*YOUR INSTRUCTIONS*: Scan the material and copy every line in which "cooling" appears.

*PROVIDED RECORDS*:
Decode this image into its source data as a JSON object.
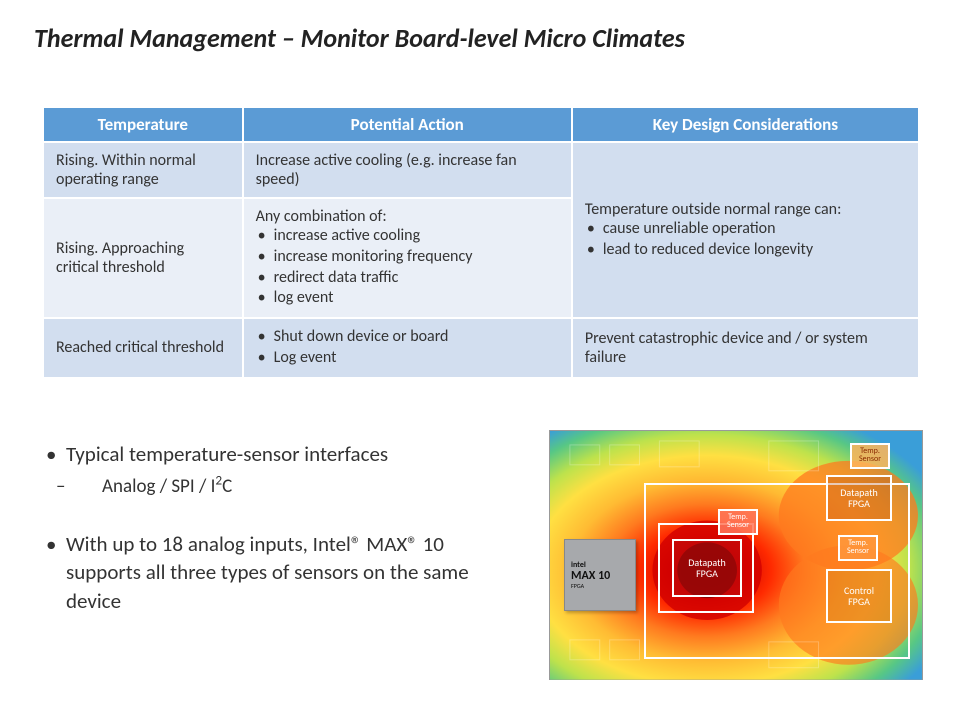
{
  "title": "Thermal Management – Monitor Board-level Micro Climates",
  "table": {
    "headers": [
      "Temperature",
      "Potential Action",
      "Key Design Considerations"
    ],
    "rows": [
      {
        "temperature": "Rising. Within normal operating range",
        "action_text": "Increase active cooling (e.g. increase fan speed)"
      },
      {
        "temperature": "Rising. Approaching critical threshold",
        "action_lead": "Any combination of:",
        "action_items": [
          "increase active cooling",
          "increase monitoring frequency",
          "redirect data traffic",
          "log event"
        ]
      },
      {
        "temperature": "Reached critical threshold",
        "action_items": [
          "Shut down device or board",
          "Log event"
        ],
        "consideration": "Prevent catastrophic device and / or system failure"
      }
    ],
    "merged_consideration": {
      "lead": "Temperature outside normal range can:",
      "items": [
        "cause unreliable operation",
        "lead to reduced device longevity"
      ]
    },
    "header_bg": "#5b9bd5",
    "row_bg_odd": "#d2deef",
    "row_bg_even": "#eaeff7"
  },
  "bullets": {
    "item1": "Typical temperature-sensor interfaces",
    "item1_sub_prefix": "Analog / SPI / I",
    "item1_sub_sup": "2",
    "item1_sub_suffix": "C",
    "item2": "With up to 18 analog inputs, Intel® MAX® 10 supports all three types of sensors on the same device"
  },
  "diagram": {
    "chip_label_1": "intel",
    "chip_label_2": "MAX 10",
    "chip_label_3": "FPGA",
    "fpga_dp": "Datapath\nFPGA",
    "fpga_ctl": "Control\nFPGA",
    "sensor_label": "Temp.\nSensor",
    "gradient_colors": [
      "#3a9ed8",
      "#57c785",
      "#bde24c",
      "#ffe042",
      "#ffbb33",
      "#ff7a1f",
      "#ff2a00",
      "#d10000",
      "#8b0000"
    ]
  }
}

*WRITTEN SOLUTION*:
        "action_text": "Increase active cooling (e.g. increase fan speed)"
          "increase active cooling",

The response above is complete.